== Your instructions ==
Please transcribe the data below exactly. Leave the pictures out.

== Given entries ==
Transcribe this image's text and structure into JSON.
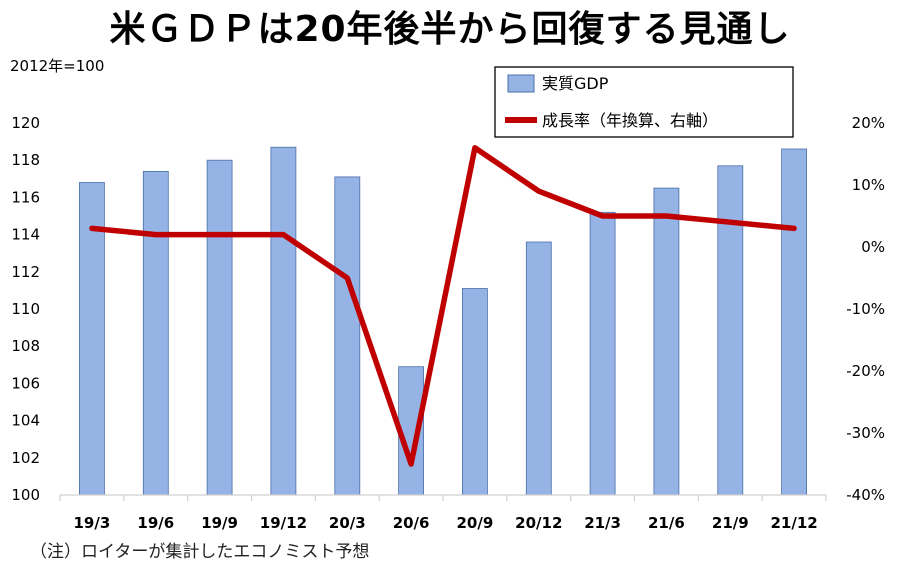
{
  "page": {
    "title": "米ＧＤＰは20年後半から回復する見通し",
    "unit_note": "2012年=100",
    "footnote": "（注）ロイターが集計したエコノミスト予想"
  },
  "colors": {
    "bar_fill": "#95B3E5",
    "bar_stroke": "#4A6FA8",
    "line": "#C00000",
    "axis": "#D0D0D0"
  },
  "chart_data": {
    "type": "bar",
    "title": "米ＧＤＰは20年後半から回復する見通し",
    "categories": [
      "19/3",
      "19/6",
      "19/9",
      "19/12",
      "20/3",
      "20/6",
      "20/9",
      "20/12",
      "21/3",
      "21/6",
      "21/9",
      "21/12"
    ],
    "series": [
      {
        "name": "実質GDP",
        "type": "bar",
        "axis": "left",
        "values": [
          116.8,
          117.4,
          118.0,
          118.7,
          117.1,
          106.9,
          111.1,
          113.6,
          115.2,
          116.5,
          117.7,
          118.6
        ]
      },
      {
        "name": "成長率（年換算、右軸）",
        "type": "line",
        "axis": "right",
        "values": [
          3,
          2,
          2,
          2,
          -5,
          -35,
          16,
          9,
          5,
          5,
          4,
          3
        ]
      }
    ],
    "y_left": {
      "min": 100,
      "max": 120,
      "ticks": [
        "100",
        "102",
        "104",
        "106",
        "108",
        "110",
        "112",
        "114",
        "116",
        "118",
        "120"
      ]
    },
    "y_right": {
      "min": -40,
      "max": 20,
      "ticks": [
        "-40%",
        "-30%",
        "-20%",
        "-10%",
        "0%",
        "10%",
        "20%"
      ]
    },
    "legend": [
      "実質GDP",
      "成長率（年換算、右軸）"
    ],
    "legend_position": "top-right",
    "grid": false
  }
}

== Task result ==
Transcribe this image's text and structure into JSON.
{
  "page": {
    "title": "米ＧＤＰは20年後半から回復する見通し",
    "unit_note": "2012年=100",
    "footnote": "（注）ロイターが集計したエコノミスト予想"
  },
  "colors": {
    "bar_fill": "#95B3E5",
    "bar_stroke": "#4A6FA8",
    "line": "#C00000",
    "axis": "#D0D0D0"
  },
  "chart_data": {
    "type": "bar",
    "title": "米ＧＤＰは20年後半から回復する見通し",
    "categories": [
      "19/3",
      "19/6",
      "19/9",
      "19/12",
      "20/3",
      "20/6",
      "20/9",
      "20/12",
      "21/3",
      "21/6",
      "21/9",
      "21/12"
    ],
    "series": [
      {
        "name": "実質GDP",
        "type": "bar",
        "axis": "left",
        "values": [
          116.8,
          117.4,
          118.0,
          118.7,
          117.1,
          106.9,
          111.1,
          113.6,
          115.2,
          116.5,
          117.7,
          118.6
        ]
      },
      {
        "name": "成長率（年換算、右軸）",
        "type": "line",
        "axis": "right",
        "values": [
          3,
          2,
          2,
          2,
          -5,
          -35,
          16,
          9,
          5,
          5,
          4,
          3
        ]
      }
    ],
    "y_left": {
      "min": 100,
      "max": 120,
      "ticks": [
        "100",
        "102",
        "104",
        "106",
        "108",
        "110",
        "112",
        "114",
        "116",
        "118",
        "120"
      ]
    },
    "y_right": {
      "min": -40,
      "max": 20,
      "ticks": [
        "-40%",
        "-30%",
        "-20%",
        "-10%",
        "0%",
        "10%",
        "20%"
      ]
    },
    "legend": [
      "実質GDP",
      "成長率（年換算、右軸）"
    ],
    "legend_position": "top-right",
    "grid": false
  }
}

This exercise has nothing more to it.